-------- Exercise data --------
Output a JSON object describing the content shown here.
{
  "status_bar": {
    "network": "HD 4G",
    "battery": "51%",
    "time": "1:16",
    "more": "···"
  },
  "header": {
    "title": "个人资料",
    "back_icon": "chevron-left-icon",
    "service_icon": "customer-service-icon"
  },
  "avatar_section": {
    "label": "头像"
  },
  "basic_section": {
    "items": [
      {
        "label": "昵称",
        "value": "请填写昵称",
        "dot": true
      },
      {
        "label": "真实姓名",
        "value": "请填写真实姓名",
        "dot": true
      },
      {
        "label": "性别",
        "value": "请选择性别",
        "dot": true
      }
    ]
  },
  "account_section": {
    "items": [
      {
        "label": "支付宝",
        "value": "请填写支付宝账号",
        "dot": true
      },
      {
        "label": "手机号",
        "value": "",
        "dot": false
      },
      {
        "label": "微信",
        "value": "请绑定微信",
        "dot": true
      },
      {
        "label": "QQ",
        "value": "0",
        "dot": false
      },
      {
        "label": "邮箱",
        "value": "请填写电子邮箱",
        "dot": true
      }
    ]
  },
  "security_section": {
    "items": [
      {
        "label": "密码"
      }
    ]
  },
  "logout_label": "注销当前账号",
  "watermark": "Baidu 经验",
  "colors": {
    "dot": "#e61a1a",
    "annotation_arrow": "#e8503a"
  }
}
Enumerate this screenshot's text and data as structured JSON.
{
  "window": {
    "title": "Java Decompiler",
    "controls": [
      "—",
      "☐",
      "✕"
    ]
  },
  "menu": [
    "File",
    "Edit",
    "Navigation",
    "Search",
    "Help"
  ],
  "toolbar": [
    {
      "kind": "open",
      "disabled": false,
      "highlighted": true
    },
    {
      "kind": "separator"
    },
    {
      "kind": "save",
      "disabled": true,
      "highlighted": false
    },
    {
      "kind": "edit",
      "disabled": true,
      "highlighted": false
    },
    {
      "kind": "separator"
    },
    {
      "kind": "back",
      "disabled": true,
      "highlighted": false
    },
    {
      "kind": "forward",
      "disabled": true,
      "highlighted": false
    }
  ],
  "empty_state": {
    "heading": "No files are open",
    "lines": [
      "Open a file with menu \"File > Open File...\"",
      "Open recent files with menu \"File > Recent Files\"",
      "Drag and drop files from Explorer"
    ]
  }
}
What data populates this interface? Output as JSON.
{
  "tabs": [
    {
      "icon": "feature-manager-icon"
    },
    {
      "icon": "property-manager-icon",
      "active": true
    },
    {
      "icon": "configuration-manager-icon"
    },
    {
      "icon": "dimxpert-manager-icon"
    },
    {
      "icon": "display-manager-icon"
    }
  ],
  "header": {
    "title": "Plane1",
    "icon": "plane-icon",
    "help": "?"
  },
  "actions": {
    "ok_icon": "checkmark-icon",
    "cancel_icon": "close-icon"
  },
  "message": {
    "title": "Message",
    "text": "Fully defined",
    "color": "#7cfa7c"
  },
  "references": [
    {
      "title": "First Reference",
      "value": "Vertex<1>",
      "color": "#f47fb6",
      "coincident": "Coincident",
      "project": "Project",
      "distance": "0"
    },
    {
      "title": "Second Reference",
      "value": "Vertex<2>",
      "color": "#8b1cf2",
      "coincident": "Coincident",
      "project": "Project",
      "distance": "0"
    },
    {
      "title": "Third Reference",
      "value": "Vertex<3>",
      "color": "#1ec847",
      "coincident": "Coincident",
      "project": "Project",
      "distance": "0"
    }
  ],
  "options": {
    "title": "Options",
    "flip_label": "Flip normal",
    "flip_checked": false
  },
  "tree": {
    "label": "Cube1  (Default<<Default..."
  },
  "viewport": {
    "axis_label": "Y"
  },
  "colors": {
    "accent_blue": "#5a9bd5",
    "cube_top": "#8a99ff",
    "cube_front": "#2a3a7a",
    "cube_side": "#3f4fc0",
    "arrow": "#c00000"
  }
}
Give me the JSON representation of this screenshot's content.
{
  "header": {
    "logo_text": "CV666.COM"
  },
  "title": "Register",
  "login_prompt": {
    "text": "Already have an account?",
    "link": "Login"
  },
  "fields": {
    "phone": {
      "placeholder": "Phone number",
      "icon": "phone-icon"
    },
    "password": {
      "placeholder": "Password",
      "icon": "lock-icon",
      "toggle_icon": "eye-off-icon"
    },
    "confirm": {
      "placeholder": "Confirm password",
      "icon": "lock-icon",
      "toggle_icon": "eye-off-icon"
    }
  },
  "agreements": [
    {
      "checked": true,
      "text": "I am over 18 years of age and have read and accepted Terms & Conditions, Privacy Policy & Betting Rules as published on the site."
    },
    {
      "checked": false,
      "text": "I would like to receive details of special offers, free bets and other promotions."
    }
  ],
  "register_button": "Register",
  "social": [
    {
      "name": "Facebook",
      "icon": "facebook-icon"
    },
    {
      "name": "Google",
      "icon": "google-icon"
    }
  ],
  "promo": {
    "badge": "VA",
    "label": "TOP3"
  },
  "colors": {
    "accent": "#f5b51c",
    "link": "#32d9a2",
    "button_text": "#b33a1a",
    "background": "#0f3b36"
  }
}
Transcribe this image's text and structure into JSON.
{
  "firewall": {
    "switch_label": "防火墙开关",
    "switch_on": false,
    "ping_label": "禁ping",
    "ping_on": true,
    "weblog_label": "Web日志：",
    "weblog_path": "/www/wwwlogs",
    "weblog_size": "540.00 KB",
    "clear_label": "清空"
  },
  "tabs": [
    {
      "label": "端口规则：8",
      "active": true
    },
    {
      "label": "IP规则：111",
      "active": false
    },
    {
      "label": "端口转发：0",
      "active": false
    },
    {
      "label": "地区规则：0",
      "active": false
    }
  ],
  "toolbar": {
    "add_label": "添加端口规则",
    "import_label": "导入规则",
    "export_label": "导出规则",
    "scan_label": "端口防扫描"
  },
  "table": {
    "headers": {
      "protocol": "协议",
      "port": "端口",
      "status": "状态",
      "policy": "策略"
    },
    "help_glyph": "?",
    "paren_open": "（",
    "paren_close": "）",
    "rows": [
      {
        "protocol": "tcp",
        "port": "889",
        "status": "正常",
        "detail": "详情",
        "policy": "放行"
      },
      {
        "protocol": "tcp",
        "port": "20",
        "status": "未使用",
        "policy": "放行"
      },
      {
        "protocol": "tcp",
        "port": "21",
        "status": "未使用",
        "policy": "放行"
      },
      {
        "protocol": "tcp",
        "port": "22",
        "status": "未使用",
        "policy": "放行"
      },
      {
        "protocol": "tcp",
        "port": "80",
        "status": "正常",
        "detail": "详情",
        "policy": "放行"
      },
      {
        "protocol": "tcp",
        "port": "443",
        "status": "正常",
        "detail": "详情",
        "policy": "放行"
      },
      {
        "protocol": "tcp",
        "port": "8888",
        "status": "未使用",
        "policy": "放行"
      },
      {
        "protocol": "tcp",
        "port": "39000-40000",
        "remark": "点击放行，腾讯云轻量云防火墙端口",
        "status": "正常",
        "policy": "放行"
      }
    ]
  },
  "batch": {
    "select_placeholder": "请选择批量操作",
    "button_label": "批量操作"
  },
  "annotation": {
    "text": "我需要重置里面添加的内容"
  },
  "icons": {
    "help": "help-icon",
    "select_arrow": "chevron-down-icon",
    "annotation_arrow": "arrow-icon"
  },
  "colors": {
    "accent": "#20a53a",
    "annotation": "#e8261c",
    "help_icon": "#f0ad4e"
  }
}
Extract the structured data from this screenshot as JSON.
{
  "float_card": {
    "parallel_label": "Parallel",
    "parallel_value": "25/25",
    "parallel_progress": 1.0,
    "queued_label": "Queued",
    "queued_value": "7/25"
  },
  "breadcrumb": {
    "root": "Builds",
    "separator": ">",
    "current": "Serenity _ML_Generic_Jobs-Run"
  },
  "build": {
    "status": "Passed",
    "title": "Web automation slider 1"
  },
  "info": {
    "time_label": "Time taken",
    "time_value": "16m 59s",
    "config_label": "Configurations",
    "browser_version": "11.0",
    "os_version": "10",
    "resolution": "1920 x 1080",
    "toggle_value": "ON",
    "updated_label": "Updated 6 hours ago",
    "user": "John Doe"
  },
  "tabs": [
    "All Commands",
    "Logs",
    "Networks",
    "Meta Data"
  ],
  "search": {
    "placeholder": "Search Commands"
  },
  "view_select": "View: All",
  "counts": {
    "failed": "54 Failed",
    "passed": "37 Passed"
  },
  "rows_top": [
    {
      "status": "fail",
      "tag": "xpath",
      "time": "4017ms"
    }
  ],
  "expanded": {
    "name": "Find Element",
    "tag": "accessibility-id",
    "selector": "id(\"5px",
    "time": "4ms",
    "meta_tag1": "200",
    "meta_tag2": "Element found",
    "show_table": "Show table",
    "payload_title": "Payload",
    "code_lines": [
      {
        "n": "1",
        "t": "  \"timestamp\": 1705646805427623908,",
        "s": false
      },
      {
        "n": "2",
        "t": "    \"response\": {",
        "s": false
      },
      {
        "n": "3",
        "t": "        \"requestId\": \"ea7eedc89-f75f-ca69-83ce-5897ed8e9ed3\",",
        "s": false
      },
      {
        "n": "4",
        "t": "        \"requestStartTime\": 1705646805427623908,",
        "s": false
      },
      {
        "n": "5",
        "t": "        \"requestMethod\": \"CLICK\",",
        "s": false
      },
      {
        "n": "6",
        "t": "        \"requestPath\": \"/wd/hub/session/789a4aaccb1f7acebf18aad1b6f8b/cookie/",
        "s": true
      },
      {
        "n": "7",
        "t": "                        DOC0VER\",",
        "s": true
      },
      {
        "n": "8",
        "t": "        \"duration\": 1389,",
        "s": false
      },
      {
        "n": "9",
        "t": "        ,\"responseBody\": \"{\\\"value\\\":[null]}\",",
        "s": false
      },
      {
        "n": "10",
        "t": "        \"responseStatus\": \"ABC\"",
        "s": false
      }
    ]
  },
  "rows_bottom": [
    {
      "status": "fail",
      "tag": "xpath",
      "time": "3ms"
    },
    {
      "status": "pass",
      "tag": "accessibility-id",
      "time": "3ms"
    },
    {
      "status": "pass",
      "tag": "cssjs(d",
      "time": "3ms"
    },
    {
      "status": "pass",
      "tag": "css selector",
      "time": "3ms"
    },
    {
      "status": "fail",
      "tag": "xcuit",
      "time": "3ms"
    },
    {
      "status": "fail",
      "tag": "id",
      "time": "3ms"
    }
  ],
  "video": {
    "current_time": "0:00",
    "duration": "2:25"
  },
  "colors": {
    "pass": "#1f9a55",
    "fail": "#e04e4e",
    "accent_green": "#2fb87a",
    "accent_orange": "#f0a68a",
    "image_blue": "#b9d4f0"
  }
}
--------
Copy and report every line where the word "structured" is present.

Enumerate this screenshot's text and data as structured JSON.
Extract the structured data from this screenshot as JSON.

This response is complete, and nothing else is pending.